Find the number of lines below in which the word "Pozdní" appears, and write that number only.

** Start Input records **

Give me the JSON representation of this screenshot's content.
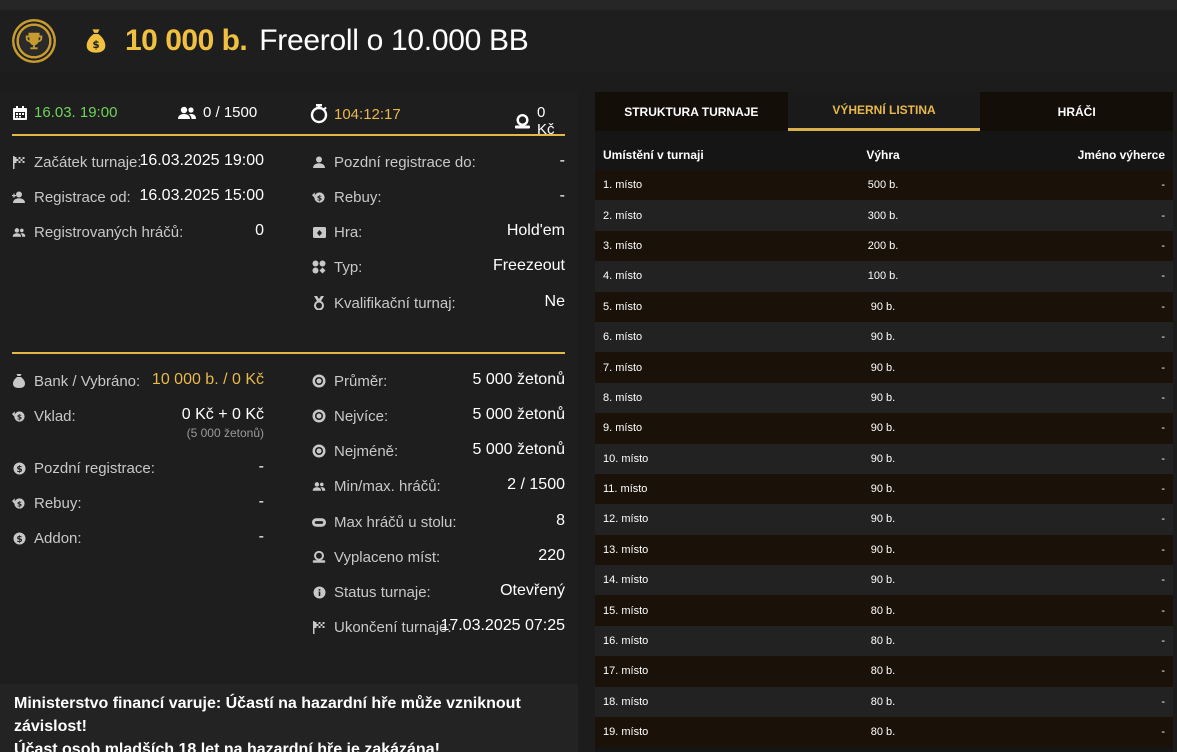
{
  "header": {
    "amount": "10 000 b.",
    "title": "Freeroll o 10.000 BB"
  },
  "statbar": {
    "date": "16.03. 19:00",
    "players": "0 / 1500",
    "timer": "104:12:17",
    "fee": "0 Kč"
  },
  "info_left": [
    {
      "label": "Začátek turnaje:",
      "value": "16.03.2025 19:00"
    },
    {
      "label": "Registrace od:",
      "value": "16.03.2025 15:00"
    },
    {
      "label": "Registrovaných hráčů:",
      "value": "0"
    }
  ],
  "info_right": [
    {
      "label": "Pozdní registrace do:",
      "value": "-"
    },
    {
      "label": "Rebuy:",
      "value": "-"
    },
    {
      "label": "Hra:",
      "value": "Hold'em"
    },
    {
      "label": "Typ:",
      "value": "Freezeout"
    },
    {
      "label": "Kvalifikační turnaj:",
      "value": "Ne"
    }
  ],
  "money_left": [
    {
      "label": "Bank / Vybráno:",
      "value": "10 000 b. / 0 Kč"
    },
    {
      "label": "Vklad:",
      "value": "0 Kč + 0 Kč",
      "sub": "(5 000 žetonů)"
    },
    {
      "label": "Pozdní registrace:",
      "value": "-"
    },
    {
      "label": "Rebuy:",
      "value": "-"
    },
    {
      "label": "Addon:",
      "value": "-"
    }
  ],
  "money_right": [
    {
      "label": "Průměr:",
      "value": "5 000 žetonů"
    },
    {
      "label": "Nejvíce:",
      "value": "5 000 žetonů"
    },
    {
      "label": "Nejméně:",
      "value": "5 000 žetonů"
    },
    {
      "label": "Min/max. hráčů:",
      "value": "2 / 1500"
    },
    {
      "label": "Max hráčů u stolu:",
      "value": "8"
    },
    {
      "label": "Vyplaceno míst:",
      "value": "220"
    },
    {
      "label": "Status turnaje:",
      "value": "Otevřený"
    },
    {
      "label": "Ukončení turnaje:",
      "value": "17.03.2025 07:25"
    }
  ],
  "warning": {
    "line1": "Ministerstvo financí varuje: Účastí na hazardní hře může vzniknout závislost!",
    "line2": "Účast osob mladších 18 let na hazardní hře je zakázána!"
  },
  "tabs": [
    "STRUKTURA TURNAJE",
    "VÝHERNÍ LISTINA",
    "HRÁČI"
  ],
  "table": {
    "headers": [
      "Umístění v turnaji",
      "Výhra",
      "Jméno výherce"
    ],
    "rows": [
      [
        "1. místo",
        "500 b.",
        "-"
      ],
      [
        "2. místo",
        "300 b.",
        "-"
      ],
      [
        "3. místo",
        "200 b.",
        "-"
      ],
      [
        "4. místo",
        "100 b.",
        "-"
      ],
      [
        "5. místo",
        "90 b.",
        "-"
      ],
      [
        "6. místo",
        "90 b.",
        "-"
      ],
      [
        "7. místo",
        "90 b.",
        "-"
      ],
      [
        "8. místo",
        "90 b.",
        "-"
      ],
      [
        "9. místo",
        "90 b.",
        "-"
      ],
      [
        "10. místo",
        "90 b.",
        "-"
      ],
      [
        "11. místo",
        "90 b.",
        "-"
      ],
      [
        "12. místo",
        "90 b.",
        "-"
      ],
      [
        "13. místo",
        "90 b.",
        "-"
      ],
      [
        "14. místo",
        "90 b.",
        "-"
      ],
      [
        "15. místo",
        "80 b.",
        "-"
      ],
      [
        "16. místo",
        "80 b.",
        "-"
      ],
      [
        "17. místo",
        "80 b.",
        "-"
      ],
      [
        "18. místo",
        "80 b.",
        "-"
      ],
      [
        "19. místo",
        "80 b.",
        "-"
      ]
    ]
  },
  "colors": {
    "accent": "#e8b84a",
    "green": "#6fd25a",
    "background": "#1c1c1c"
  }
}
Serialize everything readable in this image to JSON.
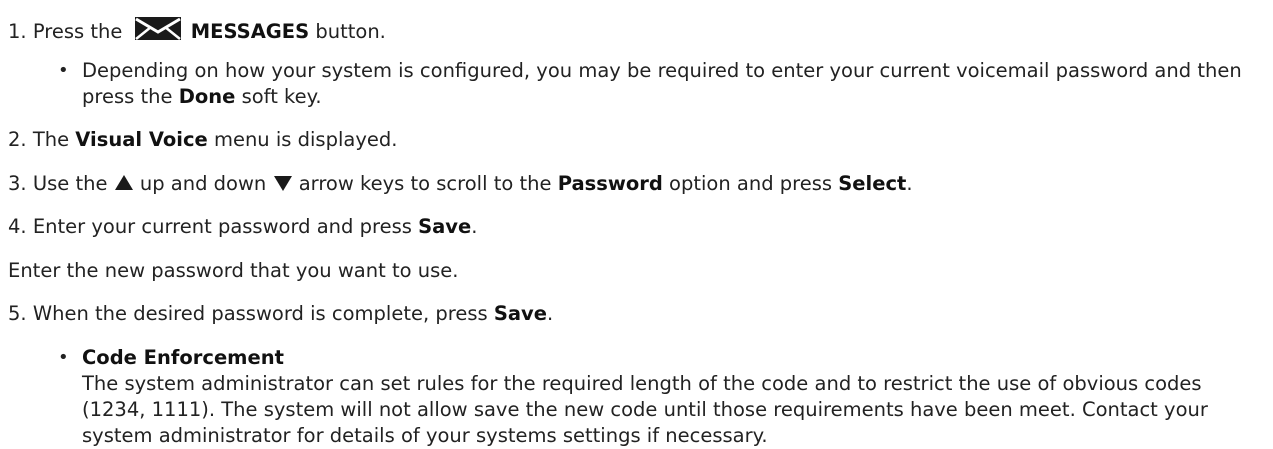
{
  "steps": {
    "step1": {
      "num": "1.",
      "pre": "Press the",
      "icon": "envelope-icon",
      "bold": "MESSAGES",
      "post": "button."
    },
    "bullet1": {
      "pre": "Depending on how your system is configured, you may be required to enter your current voicemail password and then press the",
      "bold": "Done",
      "post": "soft key."
    },
    "step2": {
      "num": "2.",
      "pre": "The",
      "bold": "Visual Voice",
      "post": "menu is displayed."
    },
    "step3": {
      "num": "3.",
      "pre": "Use the",
      "icon_up": "up-arrow-icon",
      "mid1": "up and down",
      "icon_down": "down-arrow-icon",
      "mid2": "arrow keys to scroll to the",
      "bold1": "Password",
      "mid3": "option and press",
      "bold2": "Select",
      "post": "."
    },
    "step4": {
      "num": "4.",
      "pre": "Enter your current password and press",
      "bold": "Save",
      "post": "."
    },
    "plain": "Enter the new password that you want to use.",
    "step5": {
      "num": "5.",
      "pre": "When the desired password is complete, press",
      "bold": "Save",
      "post": "."
    },
    "bullet2": {
      "title": "Code Enforcement",
      "body": "The system administrator can set rules for the required length of the code and to restrict the use of obvious codes (1234, 1111). The system will not allow save the new code until those requirements have been meet. Contact your system administrator for details of your systems settings if necessary."
    }
  }
}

** End Input records **

• Result of the task:
2